Supplied text:
[Start]

I knew that it has been a slim year for snow there, but didn’t realize January was the least amount of precipitation that has been recorded in California since they started keeping record in 1895.

This is bad.  I know this is also the situation in many areas of Texas.  Last time I rode by Lake Travis, near Austin, the docks were hanging vertical like ladders, not even close to touching any water.

We’ve been pulling water out of the Ogallala Aquifer, here in the midwest, way too fast too.  32% of the depletion of the aquifer during the 20th century happened in 7 recent years.  We’re draining it at record pace, using the water for agriculture, of course, but also for oil and coal extraction.

We’re not in such a dire state as they are in California, but we have our heads as buried in the sand as they do.

It think it is a given that the average citizen, especially in California, is very concerned about having a ample supply of clean water.  We are willing to do just about anything to assure that.

In California, they haven’t even established mandatory water rationing in most of the state. With less than a years worth of stored water available and they aren’t doing this?  It is completely crazy.

[End]

Dataset section:
[Start]

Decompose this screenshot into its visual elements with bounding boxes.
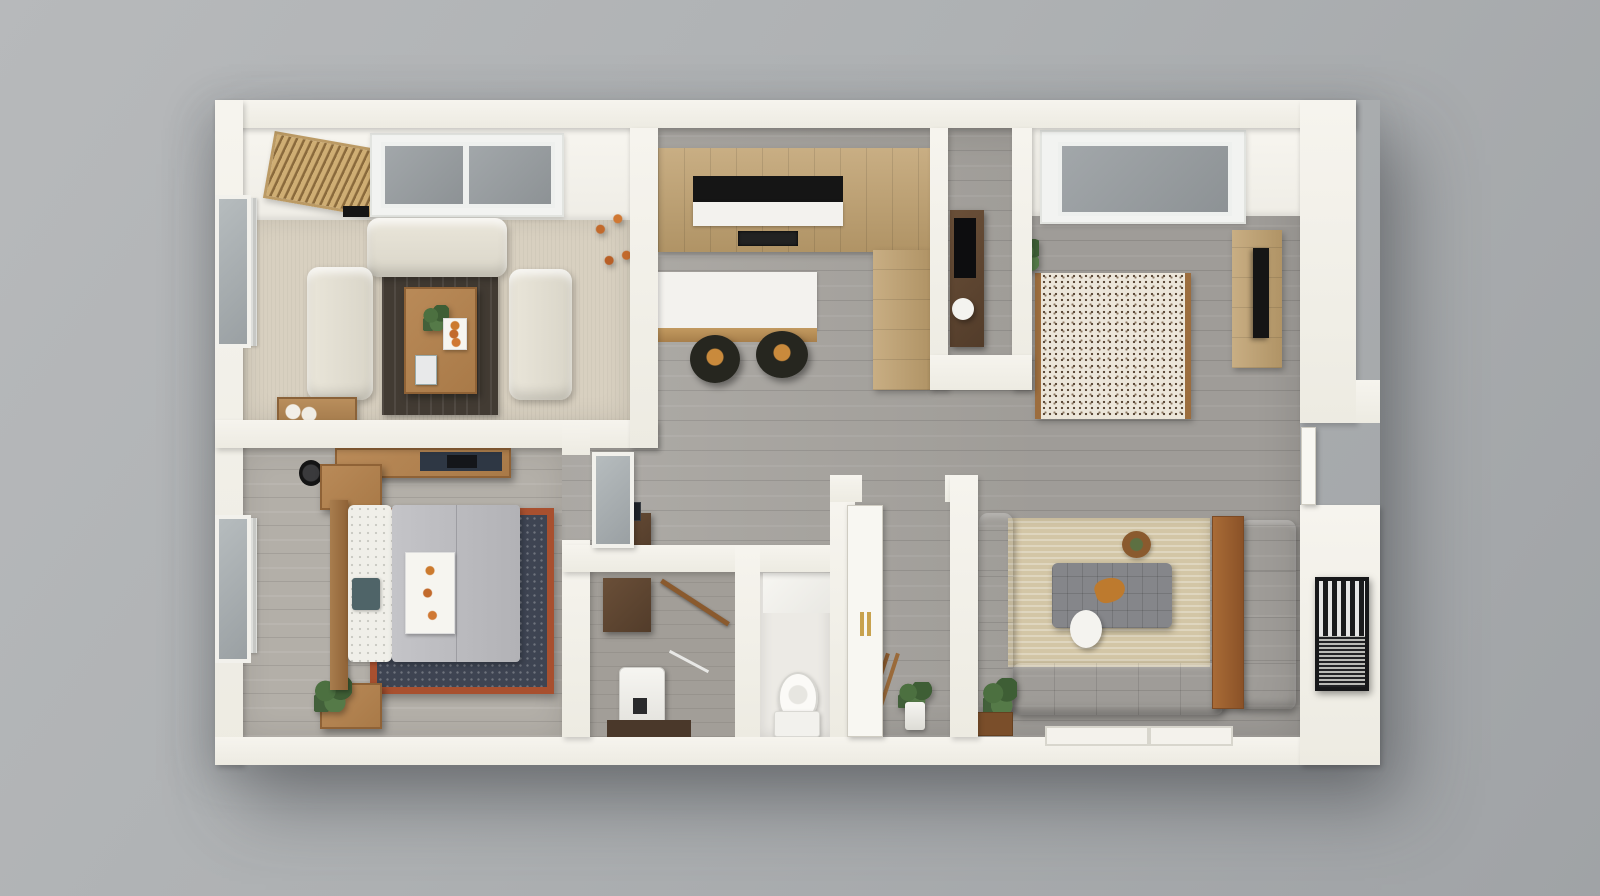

[End]

Tasks and exercises:
1) Please repeat the part of the passage on water scarcity that opens with "This is bad." and closes with "as they do.", substituting "High Plains Aquifer" for "Ogallala Aquifer".
2) Resume the passage on water scarcity after its final sentence and carry it forward.
The data has no connection to the passage on water scarcity.

Expected results:
1)
This is bad.  I know this is also the situation in many areas of Texas.  Last time I rode by Lake Travis, near Austin, the docks were hanging vertical like ladders, not even close to touching any water.

We’ve been pulling water out of the High Plains Aquifer, here in the midwest, way too fast too.  32% of the depletion of the aquifer during the 20th century happened in 7 recent years.  We’re draining it at record pace, using the water for agriculture, of course, but also for oil and coal extraction.

We’re not in such a dire state as they are in California, but we have our heads as buried in the sand as they do.

2)
This isn’t a political issue.  It is an issue for everyone.  We need to figure out, throughout the United States, how to use our water wisely.  Maybe we should be building a ton more water pipelines instead of fighting about oil pipelines like Keystone.  I don’t know the answer.

I do know that our country can be very resilient  and cooperative when we feel it’s in everyone’s best interest.  We seem to be at odds over a lot of things right now.  This is a pretty simple situation.  We are running out of water where a lot of Americans call home.  There is very little water left, we need to use it more wisely.  And we need to address the problem very soon.

Mono Lake, outside Mammoth Lakes, CA.  This is a picture for 2013.  I went by this lake, everytime I've been to Mammoth, for years and years.  This is so sad.

Mono Lake, outside Mammoth Lakes, CA. This is a picture from 2013. I gone by this lake, everytime I’ve been to Mammoth, for years and years. This is so sad.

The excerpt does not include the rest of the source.